• SET PROBLEM
Write out every entry word for word.

Stored entries
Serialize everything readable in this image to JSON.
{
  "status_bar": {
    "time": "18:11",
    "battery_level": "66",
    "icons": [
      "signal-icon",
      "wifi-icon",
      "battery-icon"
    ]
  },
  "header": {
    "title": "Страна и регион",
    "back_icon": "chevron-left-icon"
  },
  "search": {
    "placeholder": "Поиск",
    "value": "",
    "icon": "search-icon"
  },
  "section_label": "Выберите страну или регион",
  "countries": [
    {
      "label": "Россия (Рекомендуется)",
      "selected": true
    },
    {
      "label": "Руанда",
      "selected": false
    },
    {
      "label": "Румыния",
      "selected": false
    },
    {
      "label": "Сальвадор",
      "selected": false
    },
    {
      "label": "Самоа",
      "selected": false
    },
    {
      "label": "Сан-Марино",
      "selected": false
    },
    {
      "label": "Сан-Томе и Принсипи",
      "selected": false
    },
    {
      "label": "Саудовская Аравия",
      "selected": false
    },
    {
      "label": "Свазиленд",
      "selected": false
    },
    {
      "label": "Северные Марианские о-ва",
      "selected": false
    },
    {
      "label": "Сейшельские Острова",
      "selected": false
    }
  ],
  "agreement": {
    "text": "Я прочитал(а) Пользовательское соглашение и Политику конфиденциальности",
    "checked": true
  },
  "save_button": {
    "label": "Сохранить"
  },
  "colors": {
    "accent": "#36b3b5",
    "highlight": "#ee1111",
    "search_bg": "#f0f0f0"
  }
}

• THE RESULT
Serialize everything readable in this image to JSON.
{
  "status_bar": {
    "time": "18:11",
    "battery_level": "66",
    "icons": [
      "signal-icon",
      "wifi-icon",
      "battery-icon"
    ]
  },
  "header": {
    "title": "Страна и регион",
    "back_icon": "chevron-left-icon"
  },
  "search": {
    "placeholder": "Поиск",
    "value": "",
    "icon": "search-icon"
  },
  "section_label": "Выберите страну или регион",
  "countries": [
    {
      "label": "Россия (Рекомендуется)",
      "selected": true
    },
    {
      "label": "Руанда",
      "selected": false
    },
    {
      "label": "Румыния",
      "selected": false
    },
    {
      "label": "Сальвадор",
      "selected": false
    },
    {
      "label": "Самоа",
      "selected": false
    },
    {
      "label": "Сан-Марино",
      "selected": false
    },
    {
      "label": "Сан-Томе и Принсипи",
      "selected": false
    },
    {
      "label": "Саудовская Аравия",
      "selected": false
    },
    {
      "label": "Свазиленд",
      "selected": false
    },
    {
      "label": "Северные Марианские о-ва",
      "selected": false
    },
    {
      "label": "Сейшельские Острова",
      "selected": false
    }
  ],
  "agreement": {
    "text": "Я прочитал(а) Пользовательское соглашение и Политику конфиденциальности",
    "checked": true
  },
  "save_button": {
    "label": "Сохранить"
  },
  "colors": {
    "accent": "#36b3b5",
    "highlight": "#ee1111",
    "search_bg": "#f0f0f0"
  }
}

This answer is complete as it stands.